GIVEN DATA:
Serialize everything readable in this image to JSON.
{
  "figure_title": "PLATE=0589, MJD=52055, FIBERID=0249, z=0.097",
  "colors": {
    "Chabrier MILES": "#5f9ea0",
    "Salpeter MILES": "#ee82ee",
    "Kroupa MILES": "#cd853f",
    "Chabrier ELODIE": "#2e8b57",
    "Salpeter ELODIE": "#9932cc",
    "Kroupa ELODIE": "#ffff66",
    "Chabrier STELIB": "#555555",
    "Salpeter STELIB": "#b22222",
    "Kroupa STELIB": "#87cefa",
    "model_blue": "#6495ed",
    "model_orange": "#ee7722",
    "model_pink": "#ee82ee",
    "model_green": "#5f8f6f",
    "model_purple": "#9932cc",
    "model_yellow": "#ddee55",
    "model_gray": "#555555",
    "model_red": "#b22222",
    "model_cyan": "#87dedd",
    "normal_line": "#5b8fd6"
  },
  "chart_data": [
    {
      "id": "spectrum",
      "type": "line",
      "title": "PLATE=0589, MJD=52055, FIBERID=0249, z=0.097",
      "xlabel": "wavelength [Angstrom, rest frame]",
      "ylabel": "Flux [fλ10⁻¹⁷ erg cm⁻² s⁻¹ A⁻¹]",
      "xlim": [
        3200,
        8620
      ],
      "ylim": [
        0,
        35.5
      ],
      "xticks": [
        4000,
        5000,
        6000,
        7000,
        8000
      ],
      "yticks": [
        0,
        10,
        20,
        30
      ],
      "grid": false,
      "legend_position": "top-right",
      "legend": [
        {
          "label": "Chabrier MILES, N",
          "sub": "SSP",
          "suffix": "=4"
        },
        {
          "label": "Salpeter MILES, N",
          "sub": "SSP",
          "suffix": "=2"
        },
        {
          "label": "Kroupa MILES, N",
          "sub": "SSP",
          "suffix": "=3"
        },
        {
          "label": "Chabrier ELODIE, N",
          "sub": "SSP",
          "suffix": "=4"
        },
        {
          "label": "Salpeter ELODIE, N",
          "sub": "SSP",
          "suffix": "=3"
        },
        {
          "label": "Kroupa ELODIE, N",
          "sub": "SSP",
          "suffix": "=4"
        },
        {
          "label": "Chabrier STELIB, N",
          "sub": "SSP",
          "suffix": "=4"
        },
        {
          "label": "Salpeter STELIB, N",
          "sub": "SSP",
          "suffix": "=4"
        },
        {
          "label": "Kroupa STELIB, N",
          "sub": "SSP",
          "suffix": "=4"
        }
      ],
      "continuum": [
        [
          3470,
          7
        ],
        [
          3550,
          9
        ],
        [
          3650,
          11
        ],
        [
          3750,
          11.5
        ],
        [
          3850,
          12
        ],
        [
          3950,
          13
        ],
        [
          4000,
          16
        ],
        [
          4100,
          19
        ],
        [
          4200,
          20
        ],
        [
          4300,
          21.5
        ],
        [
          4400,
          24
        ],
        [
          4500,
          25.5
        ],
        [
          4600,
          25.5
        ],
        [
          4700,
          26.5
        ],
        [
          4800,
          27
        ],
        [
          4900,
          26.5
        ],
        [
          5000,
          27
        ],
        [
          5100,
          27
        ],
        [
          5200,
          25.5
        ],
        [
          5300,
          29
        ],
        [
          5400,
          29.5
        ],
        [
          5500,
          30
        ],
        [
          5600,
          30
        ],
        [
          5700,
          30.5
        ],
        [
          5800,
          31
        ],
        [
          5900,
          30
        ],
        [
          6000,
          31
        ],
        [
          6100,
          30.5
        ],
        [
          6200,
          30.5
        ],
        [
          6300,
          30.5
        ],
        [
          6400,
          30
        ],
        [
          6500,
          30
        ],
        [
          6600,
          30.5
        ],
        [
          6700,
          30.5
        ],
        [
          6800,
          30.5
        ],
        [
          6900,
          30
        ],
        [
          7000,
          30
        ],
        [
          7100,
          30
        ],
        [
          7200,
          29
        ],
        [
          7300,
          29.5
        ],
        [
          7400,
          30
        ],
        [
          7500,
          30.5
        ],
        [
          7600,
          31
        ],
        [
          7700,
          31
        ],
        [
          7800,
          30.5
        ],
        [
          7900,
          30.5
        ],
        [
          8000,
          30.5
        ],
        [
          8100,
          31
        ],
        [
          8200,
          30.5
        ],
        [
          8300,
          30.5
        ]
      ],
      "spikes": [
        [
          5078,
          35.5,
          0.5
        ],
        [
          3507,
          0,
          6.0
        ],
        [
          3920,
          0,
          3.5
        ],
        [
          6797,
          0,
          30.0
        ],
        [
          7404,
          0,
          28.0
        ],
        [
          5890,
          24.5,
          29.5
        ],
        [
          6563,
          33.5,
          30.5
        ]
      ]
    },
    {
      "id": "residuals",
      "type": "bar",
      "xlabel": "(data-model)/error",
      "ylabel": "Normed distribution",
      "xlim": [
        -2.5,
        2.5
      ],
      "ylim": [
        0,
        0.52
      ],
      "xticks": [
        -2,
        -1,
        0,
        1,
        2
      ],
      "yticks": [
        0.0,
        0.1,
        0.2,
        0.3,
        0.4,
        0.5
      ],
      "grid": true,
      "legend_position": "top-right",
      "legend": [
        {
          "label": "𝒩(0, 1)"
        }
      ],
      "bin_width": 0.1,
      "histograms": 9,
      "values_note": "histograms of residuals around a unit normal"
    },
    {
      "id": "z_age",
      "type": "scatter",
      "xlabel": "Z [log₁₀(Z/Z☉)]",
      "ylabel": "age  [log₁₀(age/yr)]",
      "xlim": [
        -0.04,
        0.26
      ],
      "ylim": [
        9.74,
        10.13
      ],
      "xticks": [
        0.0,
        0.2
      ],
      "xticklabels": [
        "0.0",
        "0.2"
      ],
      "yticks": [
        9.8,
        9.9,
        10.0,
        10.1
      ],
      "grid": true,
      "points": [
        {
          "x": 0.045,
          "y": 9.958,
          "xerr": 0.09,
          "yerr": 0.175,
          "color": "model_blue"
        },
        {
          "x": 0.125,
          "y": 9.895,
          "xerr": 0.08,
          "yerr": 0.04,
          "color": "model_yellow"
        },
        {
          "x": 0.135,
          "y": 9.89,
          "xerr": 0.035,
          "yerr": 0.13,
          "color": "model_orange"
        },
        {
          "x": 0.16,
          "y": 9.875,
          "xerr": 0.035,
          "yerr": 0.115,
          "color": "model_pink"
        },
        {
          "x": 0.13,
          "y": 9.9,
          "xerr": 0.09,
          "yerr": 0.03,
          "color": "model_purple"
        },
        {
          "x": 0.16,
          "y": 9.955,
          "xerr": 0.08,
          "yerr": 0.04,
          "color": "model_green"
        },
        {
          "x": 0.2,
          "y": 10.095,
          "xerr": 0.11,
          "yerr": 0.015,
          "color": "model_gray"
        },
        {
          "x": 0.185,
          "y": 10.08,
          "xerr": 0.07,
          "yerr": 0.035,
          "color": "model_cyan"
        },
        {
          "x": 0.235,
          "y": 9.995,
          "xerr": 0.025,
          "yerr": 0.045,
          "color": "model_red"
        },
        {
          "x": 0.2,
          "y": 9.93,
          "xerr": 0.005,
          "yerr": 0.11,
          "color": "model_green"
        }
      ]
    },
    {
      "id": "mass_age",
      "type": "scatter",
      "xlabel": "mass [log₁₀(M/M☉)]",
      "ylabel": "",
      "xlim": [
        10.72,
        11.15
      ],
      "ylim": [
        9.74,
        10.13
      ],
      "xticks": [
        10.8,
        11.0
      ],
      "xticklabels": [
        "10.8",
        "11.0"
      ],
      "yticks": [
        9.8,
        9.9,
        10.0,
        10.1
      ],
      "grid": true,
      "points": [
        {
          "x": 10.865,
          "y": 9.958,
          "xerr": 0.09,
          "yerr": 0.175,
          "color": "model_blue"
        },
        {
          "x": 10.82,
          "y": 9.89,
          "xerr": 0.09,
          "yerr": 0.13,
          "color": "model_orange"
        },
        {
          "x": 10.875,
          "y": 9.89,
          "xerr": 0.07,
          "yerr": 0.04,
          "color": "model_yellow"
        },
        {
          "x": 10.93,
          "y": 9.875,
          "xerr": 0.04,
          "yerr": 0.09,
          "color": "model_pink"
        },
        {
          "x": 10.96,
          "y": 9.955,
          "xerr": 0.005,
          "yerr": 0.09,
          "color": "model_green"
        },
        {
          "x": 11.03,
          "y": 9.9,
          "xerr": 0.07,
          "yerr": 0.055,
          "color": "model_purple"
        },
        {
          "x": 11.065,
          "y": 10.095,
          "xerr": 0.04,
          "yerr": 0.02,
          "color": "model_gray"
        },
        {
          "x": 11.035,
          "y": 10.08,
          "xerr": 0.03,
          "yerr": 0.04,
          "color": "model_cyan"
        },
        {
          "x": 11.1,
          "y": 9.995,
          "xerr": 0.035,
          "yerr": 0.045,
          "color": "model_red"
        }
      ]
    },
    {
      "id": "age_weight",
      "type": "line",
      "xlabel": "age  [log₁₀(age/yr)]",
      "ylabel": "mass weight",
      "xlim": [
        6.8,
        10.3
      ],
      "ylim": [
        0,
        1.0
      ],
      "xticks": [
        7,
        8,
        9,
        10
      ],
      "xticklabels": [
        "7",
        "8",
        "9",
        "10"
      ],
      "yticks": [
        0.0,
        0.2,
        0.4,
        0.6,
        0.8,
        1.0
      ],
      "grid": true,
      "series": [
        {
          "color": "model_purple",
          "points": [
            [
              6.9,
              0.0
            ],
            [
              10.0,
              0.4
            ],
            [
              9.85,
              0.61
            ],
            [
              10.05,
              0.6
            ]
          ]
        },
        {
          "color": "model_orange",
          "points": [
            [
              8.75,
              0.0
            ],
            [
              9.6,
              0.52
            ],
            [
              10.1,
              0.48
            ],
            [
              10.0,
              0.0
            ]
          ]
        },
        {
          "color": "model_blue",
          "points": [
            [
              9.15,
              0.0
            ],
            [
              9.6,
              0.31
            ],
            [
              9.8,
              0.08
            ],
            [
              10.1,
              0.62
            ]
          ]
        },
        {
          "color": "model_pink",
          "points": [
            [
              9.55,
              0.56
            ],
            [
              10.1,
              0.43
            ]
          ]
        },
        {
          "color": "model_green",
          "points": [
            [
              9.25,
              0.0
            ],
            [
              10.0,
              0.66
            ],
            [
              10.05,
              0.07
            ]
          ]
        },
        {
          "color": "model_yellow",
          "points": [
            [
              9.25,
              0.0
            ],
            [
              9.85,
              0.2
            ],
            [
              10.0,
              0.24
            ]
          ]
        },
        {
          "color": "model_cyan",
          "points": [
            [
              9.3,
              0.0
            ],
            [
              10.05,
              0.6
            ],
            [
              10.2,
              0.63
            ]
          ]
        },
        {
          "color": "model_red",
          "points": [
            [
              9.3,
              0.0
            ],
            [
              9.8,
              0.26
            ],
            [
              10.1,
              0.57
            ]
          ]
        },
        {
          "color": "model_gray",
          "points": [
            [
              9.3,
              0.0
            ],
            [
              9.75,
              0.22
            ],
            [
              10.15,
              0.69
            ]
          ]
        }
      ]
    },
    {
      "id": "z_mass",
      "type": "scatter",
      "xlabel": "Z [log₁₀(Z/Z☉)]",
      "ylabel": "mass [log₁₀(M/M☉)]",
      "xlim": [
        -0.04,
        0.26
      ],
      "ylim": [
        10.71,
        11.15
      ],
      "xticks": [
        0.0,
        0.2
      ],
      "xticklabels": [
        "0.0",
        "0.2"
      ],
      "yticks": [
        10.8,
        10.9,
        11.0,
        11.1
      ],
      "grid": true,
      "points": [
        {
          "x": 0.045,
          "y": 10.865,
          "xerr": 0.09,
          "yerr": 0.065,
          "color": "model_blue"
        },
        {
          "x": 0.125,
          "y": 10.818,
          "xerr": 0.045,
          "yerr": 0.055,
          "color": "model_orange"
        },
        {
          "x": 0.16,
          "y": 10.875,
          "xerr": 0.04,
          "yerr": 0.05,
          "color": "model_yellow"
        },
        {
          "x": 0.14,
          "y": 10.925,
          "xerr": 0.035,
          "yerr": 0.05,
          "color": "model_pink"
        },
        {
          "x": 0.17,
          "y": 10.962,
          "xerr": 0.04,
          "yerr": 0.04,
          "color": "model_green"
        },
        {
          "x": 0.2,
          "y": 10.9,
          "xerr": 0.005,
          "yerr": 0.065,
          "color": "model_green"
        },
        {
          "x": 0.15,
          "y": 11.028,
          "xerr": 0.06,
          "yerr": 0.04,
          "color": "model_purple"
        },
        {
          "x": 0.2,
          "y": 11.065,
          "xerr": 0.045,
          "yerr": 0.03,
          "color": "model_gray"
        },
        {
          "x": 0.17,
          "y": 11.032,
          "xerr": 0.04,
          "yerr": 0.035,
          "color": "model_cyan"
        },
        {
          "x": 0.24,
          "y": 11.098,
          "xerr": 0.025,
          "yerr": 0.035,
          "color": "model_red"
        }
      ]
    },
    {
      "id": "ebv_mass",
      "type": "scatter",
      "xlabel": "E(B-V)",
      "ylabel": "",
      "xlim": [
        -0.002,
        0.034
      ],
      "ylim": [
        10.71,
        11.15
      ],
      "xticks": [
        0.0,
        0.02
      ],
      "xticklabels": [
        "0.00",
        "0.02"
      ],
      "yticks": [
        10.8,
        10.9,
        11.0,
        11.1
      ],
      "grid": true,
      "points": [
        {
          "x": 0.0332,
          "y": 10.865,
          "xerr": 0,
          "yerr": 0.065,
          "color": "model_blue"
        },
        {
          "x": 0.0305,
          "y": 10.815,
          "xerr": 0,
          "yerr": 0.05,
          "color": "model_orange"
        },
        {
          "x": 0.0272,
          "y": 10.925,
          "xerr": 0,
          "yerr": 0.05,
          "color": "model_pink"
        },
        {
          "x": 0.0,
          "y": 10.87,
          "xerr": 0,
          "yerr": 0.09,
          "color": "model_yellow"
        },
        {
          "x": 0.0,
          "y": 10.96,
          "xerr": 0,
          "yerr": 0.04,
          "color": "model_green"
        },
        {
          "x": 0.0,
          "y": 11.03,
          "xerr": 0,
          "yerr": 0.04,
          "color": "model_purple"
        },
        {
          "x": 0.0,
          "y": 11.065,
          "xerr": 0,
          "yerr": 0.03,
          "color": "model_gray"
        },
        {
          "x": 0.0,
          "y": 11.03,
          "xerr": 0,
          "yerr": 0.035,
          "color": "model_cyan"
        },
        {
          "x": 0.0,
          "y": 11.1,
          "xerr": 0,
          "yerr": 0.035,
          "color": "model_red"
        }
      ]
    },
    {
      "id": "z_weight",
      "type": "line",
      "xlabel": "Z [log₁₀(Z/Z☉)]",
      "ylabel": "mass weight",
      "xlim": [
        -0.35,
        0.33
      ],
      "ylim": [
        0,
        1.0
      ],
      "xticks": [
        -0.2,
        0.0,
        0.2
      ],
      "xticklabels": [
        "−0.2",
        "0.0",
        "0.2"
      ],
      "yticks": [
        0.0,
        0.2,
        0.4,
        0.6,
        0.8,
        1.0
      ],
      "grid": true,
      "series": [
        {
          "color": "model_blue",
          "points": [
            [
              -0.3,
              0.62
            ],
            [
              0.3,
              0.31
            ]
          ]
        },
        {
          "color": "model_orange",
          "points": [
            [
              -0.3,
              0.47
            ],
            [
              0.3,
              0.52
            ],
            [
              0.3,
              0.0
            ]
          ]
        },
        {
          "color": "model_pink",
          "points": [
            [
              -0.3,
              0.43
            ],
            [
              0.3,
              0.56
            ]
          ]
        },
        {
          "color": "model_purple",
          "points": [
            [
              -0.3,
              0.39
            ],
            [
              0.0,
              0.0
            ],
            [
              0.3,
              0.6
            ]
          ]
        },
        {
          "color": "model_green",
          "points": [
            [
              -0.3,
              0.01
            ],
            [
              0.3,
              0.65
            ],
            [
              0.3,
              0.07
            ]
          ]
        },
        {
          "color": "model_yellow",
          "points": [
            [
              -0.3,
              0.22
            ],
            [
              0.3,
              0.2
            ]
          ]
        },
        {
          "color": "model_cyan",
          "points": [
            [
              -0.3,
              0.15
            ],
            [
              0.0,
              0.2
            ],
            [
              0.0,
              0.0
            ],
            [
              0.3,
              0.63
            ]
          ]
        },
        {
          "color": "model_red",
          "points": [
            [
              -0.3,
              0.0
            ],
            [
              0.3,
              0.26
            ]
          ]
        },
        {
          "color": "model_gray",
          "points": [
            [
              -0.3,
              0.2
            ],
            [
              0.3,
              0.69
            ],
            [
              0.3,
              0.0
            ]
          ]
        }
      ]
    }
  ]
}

THE REQUEST: Go through the material and select each line with the string "Chabrier" in it.

WRITTEN SOLUTION:
    "Chabrier MILES": "#5f9ea0",
    "Chabrier ELODIE": "#2e8b57",
    "Chabrier STELIB": "#555555",
          "label": "Chabrier MILES, N",
          "label": "Chabrier ELODIE, N",
          "label": "Chabrier STELIB, N",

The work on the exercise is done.